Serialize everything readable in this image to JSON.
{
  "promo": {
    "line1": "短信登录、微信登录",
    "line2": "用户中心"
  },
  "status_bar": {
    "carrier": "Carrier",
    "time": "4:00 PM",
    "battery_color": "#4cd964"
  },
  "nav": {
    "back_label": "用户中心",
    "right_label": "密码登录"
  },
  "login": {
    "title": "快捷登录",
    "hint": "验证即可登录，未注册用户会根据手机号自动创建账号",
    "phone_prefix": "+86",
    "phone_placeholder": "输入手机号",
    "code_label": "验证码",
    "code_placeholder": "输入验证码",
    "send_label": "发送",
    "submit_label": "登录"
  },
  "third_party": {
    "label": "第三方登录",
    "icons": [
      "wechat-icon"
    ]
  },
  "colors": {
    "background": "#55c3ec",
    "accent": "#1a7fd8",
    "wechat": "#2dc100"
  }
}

> _TASK TO COMPLETE_
Write every record out again, unaltered.

> _OUTPUT OF THE EXERCISE_
Serialize everything readable in this image to JSON.
{
  "promo": {
    "line1": "短信登录、微信登录",
    "line2": "用户中心"
  },
  "status_bar": {
    "carrier": "Carrier",
    "time": "4:00 PM",
    "battery_color": "#4cd964"
  },
  "nav": {
    "back_label": "用户中心",
    "right_label": "密码登录"
  },
  "login": {
    "title": "快捷登录",
    "hint": "验证即可登录，未注册用户会根据手机号自动创建账号",
    "phone_prefix": "+86",
    "phone_placeholder": "输入手机号",
    "code_label": "验证码",
    "code_placeholder": "输入验证码",
    "send_label": "发送",
    "submit_label": "登录"
  },
  "third_party": {
    "label": "第三方登录",
    "icons": [
      "wechat-icon"
    ]
  },
  "colors": {
    "background": "#55c3ec",
    "accent": "#1a7fd8",
    "wechat": "#2dc100"
  }
}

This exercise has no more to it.